SHORT PROBLEM
Please rewrite the data as a Markdown table with the columns Row and Text, starting at the first line of the data and ending at the line containing "collapse-all-icon[interactable] [246, 166, 262, 182]", including that line. Leave out any blank lines.

Element boundary data

______

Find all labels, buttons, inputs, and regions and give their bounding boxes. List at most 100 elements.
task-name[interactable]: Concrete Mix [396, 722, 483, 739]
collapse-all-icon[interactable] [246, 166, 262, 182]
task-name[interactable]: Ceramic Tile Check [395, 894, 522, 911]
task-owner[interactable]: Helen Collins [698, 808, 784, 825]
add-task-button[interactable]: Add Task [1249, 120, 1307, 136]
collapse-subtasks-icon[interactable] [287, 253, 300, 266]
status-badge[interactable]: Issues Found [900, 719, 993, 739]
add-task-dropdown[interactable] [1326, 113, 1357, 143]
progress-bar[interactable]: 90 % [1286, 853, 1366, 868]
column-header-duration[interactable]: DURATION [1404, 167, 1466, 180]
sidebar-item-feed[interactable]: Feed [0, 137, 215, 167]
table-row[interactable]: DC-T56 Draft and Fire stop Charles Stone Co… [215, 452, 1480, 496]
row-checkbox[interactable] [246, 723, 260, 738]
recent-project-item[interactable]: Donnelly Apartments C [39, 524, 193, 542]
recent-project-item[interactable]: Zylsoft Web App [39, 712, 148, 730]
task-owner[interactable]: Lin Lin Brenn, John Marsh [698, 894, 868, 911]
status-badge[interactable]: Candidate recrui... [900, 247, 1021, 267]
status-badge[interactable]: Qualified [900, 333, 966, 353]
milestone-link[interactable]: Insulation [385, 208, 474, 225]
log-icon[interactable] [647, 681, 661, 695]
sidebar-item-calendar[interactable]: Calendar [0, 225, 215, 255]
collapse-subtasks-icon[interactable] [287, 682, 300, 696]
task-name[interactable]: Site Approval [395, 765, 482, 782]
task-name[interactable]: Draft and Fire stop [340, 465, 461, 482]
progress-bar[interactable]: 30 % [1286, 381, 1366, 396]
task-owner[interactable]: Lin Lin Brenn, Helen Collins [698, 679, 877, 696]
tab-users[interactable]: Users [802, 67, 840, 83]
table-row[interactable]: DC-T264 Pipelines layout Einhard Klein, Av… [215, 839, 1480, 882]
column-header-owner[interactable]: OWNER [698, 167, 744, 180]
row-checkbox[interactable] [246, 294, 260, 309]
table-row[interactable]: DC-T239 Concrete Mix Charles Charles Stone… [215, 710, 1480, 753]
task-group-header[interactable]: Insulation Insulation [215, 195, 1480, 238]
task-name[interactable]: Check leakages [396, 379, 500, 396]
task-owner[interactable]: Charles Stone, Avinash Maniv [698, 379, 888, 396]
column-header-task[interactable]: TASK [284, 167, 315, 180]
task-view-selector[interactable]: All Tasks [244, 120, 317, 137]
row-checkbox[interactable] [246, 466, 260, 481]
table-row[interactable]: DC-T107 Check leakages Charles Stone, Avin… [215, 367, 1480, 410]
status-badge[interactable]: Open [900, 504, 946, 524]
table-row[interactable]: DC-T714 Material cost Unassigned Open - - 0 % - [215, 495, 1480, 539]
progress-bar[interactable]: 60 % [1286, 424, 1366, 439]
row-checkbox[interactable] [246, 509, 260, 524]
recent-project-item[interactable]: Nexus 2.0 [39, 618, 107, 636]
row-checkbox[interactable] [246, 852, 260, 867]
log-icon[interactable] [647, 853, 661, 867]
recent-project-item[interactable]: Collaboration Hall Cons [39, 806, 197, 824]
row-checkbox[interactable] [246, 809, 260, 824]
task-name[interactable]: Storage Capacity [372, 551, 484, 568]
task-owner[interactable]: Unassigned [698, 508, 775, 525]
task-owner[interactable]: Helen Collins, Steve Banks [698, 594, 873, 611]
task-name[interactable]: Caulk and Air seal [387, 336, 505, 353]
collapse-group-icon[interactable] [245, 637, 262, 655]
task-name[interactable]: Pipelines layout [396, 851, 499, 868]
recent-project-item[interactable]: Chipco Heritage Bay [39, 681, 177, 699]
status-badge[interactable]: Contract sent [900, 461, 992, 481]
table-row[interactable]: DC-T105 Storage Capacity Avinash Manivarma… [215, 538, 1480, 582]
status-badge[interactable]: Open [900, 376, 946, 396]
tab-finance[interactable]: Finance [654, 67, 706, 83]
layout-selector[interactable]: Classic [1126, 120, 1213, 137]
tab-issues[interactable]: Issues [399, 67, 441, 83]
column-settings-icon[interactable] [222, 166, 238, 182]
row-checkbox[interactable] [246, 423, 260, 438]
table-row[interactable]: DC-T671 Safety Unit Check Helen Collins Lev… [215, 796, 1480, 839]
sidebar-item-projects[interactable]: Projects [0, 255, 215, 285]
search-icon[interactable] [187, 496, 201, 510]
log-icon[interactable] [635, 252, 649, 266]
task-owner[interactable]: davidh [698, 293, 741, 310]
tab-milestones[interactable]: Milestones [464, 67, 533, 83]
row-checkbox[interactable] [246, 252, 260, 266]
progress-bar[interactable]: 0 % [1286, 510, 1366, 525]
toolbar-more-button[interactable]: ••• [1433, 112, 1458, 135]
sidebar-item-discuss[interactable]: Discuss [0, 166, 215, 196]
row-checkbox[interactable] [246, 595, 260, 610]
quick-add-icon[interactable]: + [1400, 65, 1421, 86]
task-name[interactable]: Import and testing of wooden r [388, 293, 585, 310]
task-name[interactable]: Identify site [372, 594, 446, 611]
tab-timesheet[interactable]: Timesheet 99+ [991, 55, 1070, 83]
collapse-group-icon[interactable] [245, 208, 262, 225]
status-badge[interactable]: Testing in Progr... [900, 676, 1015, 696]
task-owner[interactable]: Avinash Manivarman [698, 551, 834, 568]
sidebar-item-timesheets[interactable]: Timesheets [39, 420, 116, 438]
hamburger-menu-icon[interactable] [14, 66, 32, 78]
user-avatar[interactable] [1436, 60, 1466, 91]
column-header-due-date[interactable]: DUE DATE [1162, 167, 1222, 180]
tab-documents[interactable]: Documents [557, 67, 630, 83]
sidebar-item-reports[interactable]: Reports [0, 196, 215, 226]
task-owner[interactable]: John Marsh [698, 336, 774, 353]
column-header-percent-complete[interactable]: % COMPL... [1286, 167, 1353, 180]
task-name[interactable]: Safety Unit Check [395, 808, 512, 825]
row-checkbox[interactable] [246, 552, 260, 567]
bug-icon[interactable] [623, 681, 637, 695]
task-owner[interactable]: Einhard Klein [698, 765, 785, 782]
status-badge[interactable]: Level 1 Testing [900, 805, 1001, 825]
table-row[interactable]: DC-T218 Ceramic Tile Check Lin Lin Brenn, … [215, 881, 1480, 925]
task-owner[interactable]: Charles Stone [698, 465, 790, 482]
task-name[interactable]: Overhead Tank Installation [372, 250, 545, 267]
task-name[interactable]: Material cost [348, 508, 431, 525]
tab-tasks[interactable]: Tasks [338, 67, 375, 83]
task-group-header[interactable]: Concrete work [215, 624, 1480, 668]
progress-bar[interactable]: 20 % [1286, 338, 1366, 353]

______

EXERCISE ANSWER
| Row | Text |
|---|---|
| 1 | Find all labels, buttons, inputs, and regions and give their bounding boxes. List at most 100 elements. |
| 2 | task-name[interactable]: Concrete Mix [396, 722, 483, 739] |
| 3 | collapse-all-icon[interactable] [246, 166, 262, 182] |